Exercise: Write out all entries word for word.

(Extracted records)

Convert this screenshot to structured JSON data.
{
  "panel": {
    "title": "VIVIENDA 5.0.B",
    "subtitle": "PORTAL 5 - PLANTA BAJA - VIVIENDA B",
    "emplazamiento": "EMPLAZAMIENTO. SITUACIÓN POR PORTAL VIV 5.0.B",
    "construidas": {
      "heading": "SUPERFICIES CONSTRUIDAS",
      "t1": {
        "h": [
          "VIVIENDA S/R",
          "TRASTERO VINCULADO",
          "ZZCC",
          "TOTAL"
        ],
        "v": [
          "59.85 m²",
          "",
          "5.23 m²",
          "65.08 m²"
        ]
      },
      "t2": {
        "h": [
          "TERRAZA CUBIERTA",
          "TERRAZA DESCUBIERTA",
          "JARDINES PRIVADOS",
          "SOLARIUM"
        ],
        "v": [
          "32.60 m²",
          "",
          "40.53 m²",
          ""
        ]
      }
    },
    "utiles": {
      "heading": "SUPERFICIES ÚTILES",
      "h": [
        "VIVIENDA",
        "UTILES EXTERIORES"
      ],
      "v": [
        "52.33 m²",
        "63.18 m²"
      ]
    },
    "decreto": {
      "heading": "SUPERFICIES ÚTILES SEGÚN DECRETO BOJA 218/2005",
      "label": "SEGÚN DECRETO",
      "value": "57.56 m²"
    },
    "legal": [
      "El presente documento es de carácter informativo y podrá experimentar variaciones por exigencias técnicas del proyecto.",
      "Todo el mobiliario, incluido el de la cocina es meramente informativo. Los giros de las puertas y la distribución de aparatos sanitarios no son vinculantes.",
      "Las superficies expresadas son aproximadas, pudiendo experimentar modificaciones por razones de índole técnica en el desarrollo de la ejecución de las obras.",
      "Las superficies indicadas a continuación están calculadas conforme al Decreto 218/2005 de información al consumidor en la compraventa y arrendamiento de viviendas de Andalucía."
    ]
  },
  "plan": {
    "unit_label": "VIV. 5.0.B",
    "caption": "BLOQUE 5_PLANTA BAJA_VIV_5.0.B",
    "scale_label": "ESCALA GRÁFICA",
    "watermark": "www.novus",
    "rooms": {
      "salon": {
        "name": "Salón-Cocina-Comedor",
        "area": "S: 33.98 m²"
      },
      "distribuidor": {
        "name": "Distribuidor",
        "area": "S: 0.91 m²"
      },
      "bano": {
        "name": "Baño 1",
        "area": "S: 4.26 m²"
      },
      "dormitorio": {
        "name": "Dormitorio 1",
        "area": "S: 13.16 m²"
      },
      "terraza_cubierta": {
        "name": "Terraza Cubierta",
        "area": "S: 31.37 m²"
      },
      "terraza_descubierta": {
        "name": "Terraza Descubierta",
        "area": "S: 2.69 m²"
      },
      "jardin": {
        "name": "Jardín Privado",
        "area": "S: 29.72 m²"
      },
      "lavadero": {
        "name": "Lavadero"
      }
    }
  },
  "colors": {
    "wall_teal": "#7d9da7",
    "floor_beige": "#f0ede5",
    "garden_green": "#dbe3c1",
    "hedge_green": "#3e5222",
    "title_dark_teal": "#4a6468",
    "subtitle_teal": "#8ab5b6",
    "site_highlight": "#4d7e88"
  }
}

Correct result:
Convert this screenshot to structured JSON data.
{
  "panel": {
    "title": "VIVIENDA 5.0.B",
    "subtitle": "PORTAL 5 - PLANTA BAJA - VIVIENDA B",
    "emplazamiento": "EMPLAZAMIENTO. SITUACIÓN POR PORTAL VIV 5.0.B",
    "construidas": {
      "heading": "SUPERFICIES CONSTRUIDAS",
      "t1": {
        "h": [
          "VIVIENDA S/R",
          "TRASTERO VINCULADO",
          "ZZCC",
          "TOTAL"
        ],
        "v": [
          "59.85 m²",
          "",
          "5.23 m²",
          "65.08 m²"
        ]
      },
      "t2": {
        "h": [
          "TERRAZA CUBIERTA",
          "TERRAZA DESCUBIERTA",
          "JARDINES PRIVADOS",
          "SOLARIUM"
        ],
        "v": [
          "32.60 m²",
          "",
          "40.53 m²",
          ""
        ]
      }
    },
    "utiles": {
      "heading": "SUPERFICIES ÚTILES",
      "h": [
        "VIVIENDA",
        "UTILES EXTERIORES"
      ],
      "v": [
        "52.33 m²",
        "63.18 m²"
      ]
    },
    "decreto": {
      "heading": "SUPERFICIES ÚTILES SEGÚN DECRETO BOJA 218/2005",
      "label": "SEGÚN DECRETO",
      "value": "57.56 m²"
    },
    "legal": [
      "El presente documento es de carácter informativo y podrá experimentar variaciones por exigencias técnicas del proyecto.",
      "Todo el mobiliario, incluido el de la cocina es meramente informativo. Los giros de las puertas y la distribución de aparatos sanitarios no son vinculantes.",
      "Las superficies expresadas son aproximadas, pudiendo experimentar modificaciones por razones de índole técnica en el desarrollo de la ejecución de las obras.",
      "Las superficies indicadas a continuación están calculadas conforme al Decreto 218/2005 de información al consumidor en la compraventa y arrendamiento de viviendas de Andalucía."
    ]
  },
  "plan": {
    "unit_label": "VIV. 5.0.B",
    "caption": "BLOQUE 5_PLANTA BAJA_VIV_5.0.B",
    "scale_label": "ESCALA GRÁFICA",
    "watermark": "www.novus",
    "rooms": {
      "salon": {
        "name": "Salón-Cocina-Comedor",
        "area": "S: 33.98 m²"
      },
      "distribuidor": {
        "name": "Distribuidor",
        "area": "S: 0.91 m²"
      },
      "bano": {
        "name": "Baño 1",
        "area": "S: 4.26 m²"
      },
      "dormitorio": {
        "name": "Dormitorio 1",
        "area": "S: 13.16 m²"
      },
      "terraza_cubierta": {
        "name": "Terraza Cubierta",
        "area": "S: 31.37 m²"
      },
      "terraza_descubierta": {
        "name": "Terraza Descubierta",
        "area": "S: 2.69 m²"
      },
      "jardin": {
        "name": "Jardín Privado",
        "area": "S: 29.72 m²"
      },
      "lavadero": {
        "name": "Lavadero"
      }
    }
  },
  "colors": {
    "wall_teal": "#7d9da7",
    "floor_beige": "#f0ede5",
    "garden_green": "#dbe3c1",
    "hedge_green": "#3e5222",
    "title_dark_teal": "#4a6468",
    "subtitle_teal": "#8ab5b6",
    "site_highlight": "#4d7e88"
  }
}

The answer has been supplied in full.